- DATA SHOWN -
------------------------------------------------

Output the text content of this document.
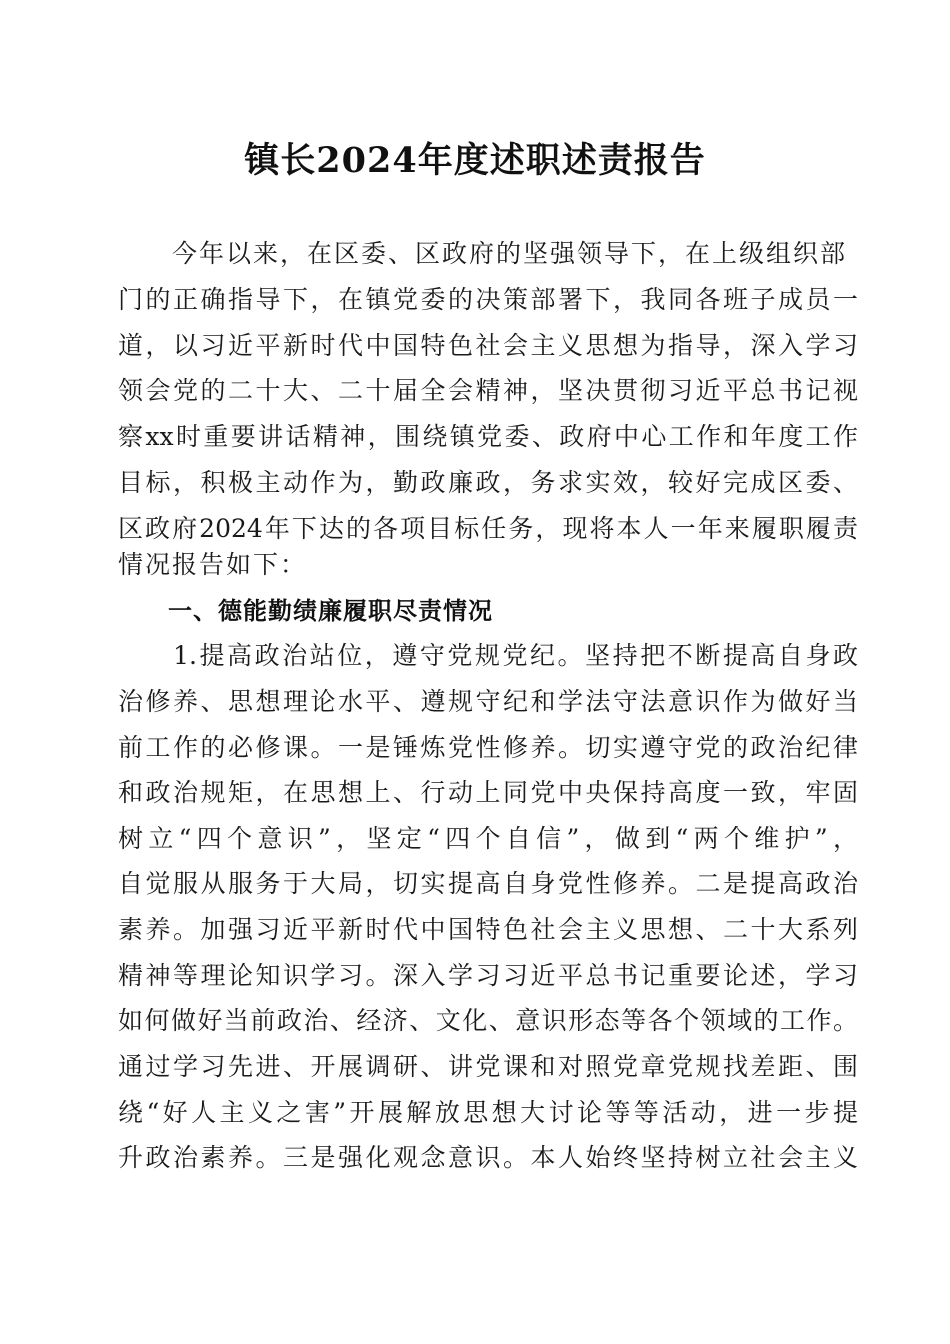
镇长2024年度述职述责报告
　　今年以来，在区委、区政府的坚强领导下，在上级组织部
门的正确指导下，在镇党委的决策部署下，我同各班子成员一
道，以习近平新时代中国特色社会主义思想为指导，深入学习
领会党的二十大、二十届全会精神，坚决贯彻习近平总书记视
察xx时重要讲话精神，围绕镇党委、政府中心工作和年度工作
目标，积极主动作为，勤政廉政，务求实效，较好完成区委、
区政府2024年下达的各项目标任务，现将本人一年来履职履责
情况报告如下：
　　一、德能勤绩廉履职尽责情况
　　1.提高政治站位，遵守党规党纪。坚持把不断提高自身政
治修养、思想理论水平、遵规守纪和学法守法意识作为做好当
前工作的必修课。一是锤炼党性修养。切实遵守党的政治纪律
和政治规矩，在思想上、行动上同党中央保持高度一致，牢固
树立“四个意识”，坚定“四个自信”，做到“两个维护”，
自觉服从服务于大局，切实提高自身党性修养。二是提高政治
素养。加强习近平新时代中国特色社会主义思想、二十大系列
精神等理论知识学习。深入学习习近平总书记重要论述，学习
如何做好当前政治、经济、文化、意识形态等各个领域的工作。
通过学习先进、开展调研、讲党课和对照党章党规找差距、围
绕“好人主义之害”开展解放思想大讨论等等活动，进一步提
升政治素养。三是强化观念意识。本人始终坚持树立社会主义
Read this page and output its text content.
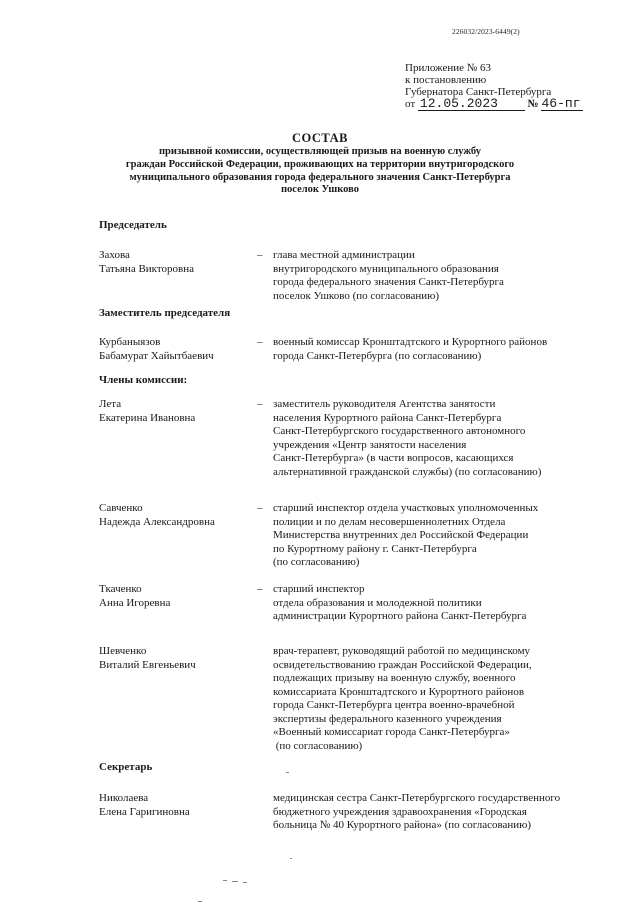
226032/2023-6449(2)
Приложение № 63
к постановлению
Губернатора Санкт-Петербурга
от 12.05.2023	№ 46-пг
СОСТАВ
призывной комиссии, осуществляющей призыв на военную службу
граждан Российской Федерации, проживающих на территории внутригородского
муниципального образования города федерального значения Санкт-Петербурга
поселок Ушково
Председатель
Захова
Татьяна Викторовна
– глава местной администрации
внутригородского муниципального образования
города федерального значения Санкт-Петербурга
поселок Ушково (по согласованию)
Заместитель председателя
Курбаныязов
Бабамурат Хайытбаевич
– военный комиссар Кронштадтского и Курортного районов
города Санкт-Петербурга (по согласованию)
Члены комиссии:
Лета
Екатерина Ивановна
– заместитель руководителя Агентства занятости
населения Курортного района Санкт-Петербурга
Санкт-Петербургского государственного автономного
учреждения «Центр занятости населения
Санкт-Петербурга» (в части вопросов, касающихся
альтернативной гражданской службы) (по согласованию)
Савченко
Надежда Александровна
– старший инспектор отдела участковых уполномоченных
полиции и по делам несовершеннолетних Отдела
Министерства внутренних дел Российской Федерации
по Курортному району г. Санкт-Петербурга
(по согласованию)
Ткаченко
Анна Игоревна
– старший инспектор
отдела образования и молодежной политики
администрации Курортного района Санкт-Петербурга
Шевченко
Виталий Евгеньевич
врач-терапевт, руководящий работой по медицинскому
освидетельствованию граждан Российской Федерации,
подлежащих призыву на военную службу, военного
комиссариата Кронштадтского и Курортного районов
города Санкт-Петербурга центра военно-врачебной
экспертизы федерального казенного учреждения
«Военный комиссариат города Санкт-Петербурга»
(по согласованию)
Секретарь
Николаева
Елена Гаригиновна
медицинская сестра Санкт-Петербургского государственного
бюджетного учреждения здравоохранения «Городская
больница № 40 Курортного района» (по согласованию)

------------------------------------------------

Give all the entries again exactly, dropping each picture.

- EXERCISE RESPONSE -
Output the text content of this document.
镇长2024年度述职述责报告
　　今年以来，在区委、区政府的坚强领导下，在上级组织部
门的正确指导下，在镇党委的决策部署下，我同各班子成员一
道，以习近平新时代中国特色社会主义思想为指导，深入学习
领会党的二十大、二十届全会精神，坚决贯彻习近平总书记视
察xx时重要讲话精神，围绕镇党委、政府中心工作和年度工作
目标，积极主动作为，勤政廉政，务求实效，较好完成区委、
区政府2024年下达的各项目标任务，现将本人一年来履职履责
情况报告如下：
　　一、德能勤绩廉履职尽责情况
　　1.提高政治站位，遵守党规党纪。坚持把不断提高自身政
治修养、思想理论水平、遵规守纪和学法守法意识作为做好当
前工作的必修课。一是锤炼党性修养。切实遵守党的政治纪律
和政治规矩，在思想上、行动上同党中央保持高度一致，牢固
树立“四个意识”，坚定“四个自信”，做到“两个维护”，
自觉服从服务于大局，切实提高自身党性修养。二是提高政治
素养。加强习近平新时代中国特色社会主义思想、二十大系列
精神等理论知识学习。深入学习习近平总书记重要论述，学习
如何做好当前政治、经济、文化、意识形态等各个领域的工作。
通过学习先进、开展调研、讲党课和对照党章党规找差距、围
绕“好人主义之害”开展解放思想大讨论等等活动，进一步提
升政治素养。三是强化观念意识。本人始终坚持树立社会主义
Read this page and output its text content.
226032/2023-6449(2)
Приложение № 63
к постановлению
Губернатора Санкт-Петербурга
от 12.05.2023	№ 46-пг
СОСТАВ
призывной комиссии, осуществляющей призыв на военную службу
граждан Российской Федерации, проживающих на территории внутригородского
муниципального образования города федерального значения Санкт-Петербурга
поселок Ушково
Председатель
Захова
Татьяна Викторовна
– глава местной администрации
внутригородского муниципального образования
города федерального значения Санкт-Петербурга
поселок Ушково (по согласованию)
Заместитель председателя
Курбаныязов
Бабамурат Хайытбаевич
– военный комиссар Кронштадтского и Курортного районов
города Санкт-Петербурга (по согласованию)
Члены комиссии:
Лета
Екатерина Ивановна
– заместитель руководителя Агентства занятости
населения Курортного района Санкт-Петербурга
Санкт-Петербургского государственного автономного
учреждения «Центр занятости населения
Санкт-Петербурга» (в части вопросов, касающихся
альтернативной гражданской службы) (по согласованию)
Савченко
Надежда Александровна
– старший инспектор отдела участковых уполномоченных
полиции и по делам несовершеннолетних Отдела
Министерства внутренних дел Российской Федерации
по Курортному району г. Санкт-Петербурга
(по согласованию)
Ткаченко
Анна Игоревна
– старший инспектор
отдела образования и молодежной политики
администрации Курортного района Санкт-Петербурга
Шевченко
Виталий Евгеньевич
врач-терапевт, руководящий работой по медицинскому
освидетельствованию граждан Российской Федерации,
подлежащих призыву на военную службу, военного
комиссариата Кронштадтского и Курортного районов
города Санкт-Петербурга центра военно-врачебной
экспертизы федерального казенного учреждения
«Военный комиссариат города Санкт-Петербурга»
(по согласованию)
Секретарь
Николаева
Елена Гаригиновна
медицинская сестра Санкт-Петербургского государственного
бюджетного учреждения здравоохранения «Городская
больница № 40 Курортного района» (по согласованию)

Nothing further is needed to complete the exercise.